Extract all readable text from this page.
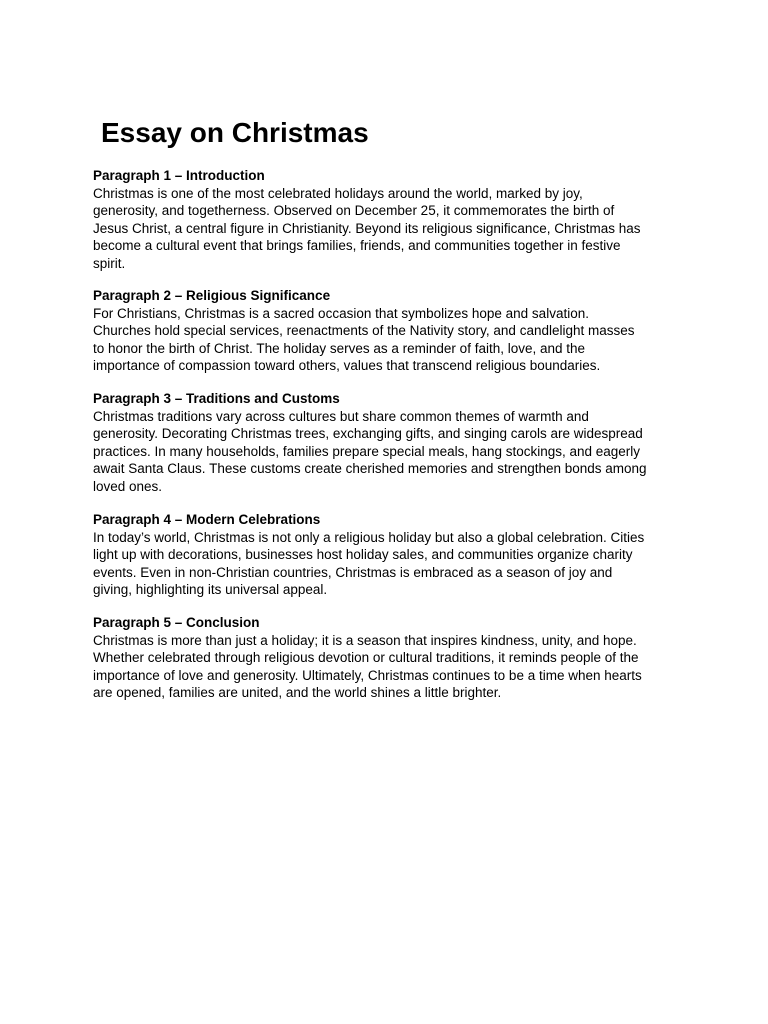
Essay on Christmas
Paragraph 1 – Introduction

Christmas is one of the most celebrated holidays around the world, marked by joy,
generosity, and togetherness. Observed on December 25, it commemorates the birth of
Jesus Christ, a central figure in Christianity. Beyond its religious significance, Christmas has
become a cultural event that brings families, friends, and communities together in festive
spirit.

Paragraph 2 – Religious Significance

For Christians, Christmas is a sacred occasion that symbolizes hope and salvation.
Churches hold special services, reenactments of the Nativity story, and candlelight masses
to honor the birth of Christ. The holiday serves as a reminder of faith, love, and the
importance of compassion toward others, values that transcend religious boundaries.

Paragraph 3 – Traditions and Customs

Christmas traditions vary across cultures but share common themes of warmth and
generosity. Decorating Christmas trees, exchanging gifts, and singing carols are widespread
practices. In many households, families prepare special meals, hang stockings, and eagerly
await Santa Claus. These customs create cherished memories and strengthen bonds among
loved ones.

Paragraph 4 – Modern Celebrations

In today’s world, Christmas is not only a religious holiday but also a global celebration. Cities
light up with decorations, businesses host holiday sales, and communities organize charity
events. Even in non-Christian countries, Christmas is embraced as a season of joy and
giving, highlighting its universal appeal.

Paragraph 5 – Conclusion

Christmas is more than just a holiday; it is a season that inspires kindness, unity, and hope.
Whether celebrated through religious devotion or cultural traditions, it reminds people of the
importance of love and generosity. Ultimately, Christmas continues to be a time when hearts
are opened, families are united, and the world shines a little brighter.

★ ★ ★

Of all the lines in the listing above, how many include "celebrated"? Write only the number.

2